What to produce. Find all lines in the listing that include the word "上市时市值至少达", then copy them.

- - - - -

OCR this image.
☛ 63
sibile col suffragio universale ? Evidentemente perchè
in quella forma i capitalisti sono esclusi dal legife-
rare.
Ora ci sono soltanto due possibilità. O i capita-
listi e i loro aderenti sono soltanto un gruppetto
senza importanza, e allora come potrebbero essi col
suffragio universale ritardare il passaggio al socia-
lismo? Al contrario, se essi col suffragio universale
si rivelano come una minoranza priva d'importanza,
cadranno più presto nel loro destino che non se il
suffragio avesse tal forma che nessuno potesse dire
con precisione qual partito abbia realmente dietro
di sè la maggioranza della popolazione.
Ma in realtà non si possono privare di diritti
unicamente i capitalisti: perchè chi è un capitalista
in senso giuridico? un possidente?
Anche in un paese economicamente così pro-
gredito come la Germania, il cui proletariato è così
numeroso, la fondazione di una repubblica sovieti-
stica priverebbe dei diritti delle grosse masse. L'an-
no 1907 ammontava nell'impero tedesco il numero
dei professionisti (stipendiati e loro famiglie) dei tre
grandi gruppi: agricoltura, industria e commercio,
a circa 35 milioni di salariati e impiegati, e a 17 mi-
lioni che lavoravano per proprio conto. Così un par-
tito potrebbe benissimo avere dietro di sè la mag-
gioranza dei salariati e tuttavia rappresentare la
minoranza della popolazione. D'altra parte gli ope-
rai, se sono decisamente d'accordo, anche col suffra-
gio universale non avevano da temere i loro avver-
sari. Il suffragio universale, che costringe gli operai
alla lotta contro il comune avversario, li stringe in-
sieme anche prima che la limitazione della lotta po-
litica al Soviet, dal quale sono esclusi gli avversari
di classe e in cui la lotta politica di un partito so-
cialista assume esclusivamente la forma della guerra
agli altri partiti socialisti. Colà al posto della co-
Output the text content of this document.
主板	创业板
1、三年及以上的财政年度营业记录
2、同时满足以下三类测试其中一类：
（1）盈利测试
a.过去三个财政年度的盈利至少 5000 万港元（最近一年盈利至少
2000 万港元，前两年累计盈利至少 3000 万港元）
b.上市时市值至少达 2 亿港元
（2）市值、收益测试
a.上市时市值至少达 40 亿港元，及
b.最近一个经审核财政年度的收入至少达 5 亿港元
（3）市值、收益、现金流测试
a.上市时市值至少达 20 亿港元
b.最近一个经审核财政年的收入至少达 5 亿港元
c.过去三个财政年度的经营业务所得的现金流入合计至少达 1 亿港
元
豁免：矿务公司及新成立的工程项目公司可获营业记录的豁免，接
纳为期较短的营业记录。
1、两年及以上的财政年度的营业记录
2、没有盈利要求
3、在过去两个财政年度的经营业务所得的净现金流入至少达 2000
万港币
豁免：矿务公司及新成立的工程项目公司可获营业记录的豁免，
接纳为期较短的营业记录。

- - - - -

Worked solution.
b.上市时市值至少达 2 亿港元
a.上市时市值至少达 40 亿港元，及
a.上市时市值至少达 20 亿港元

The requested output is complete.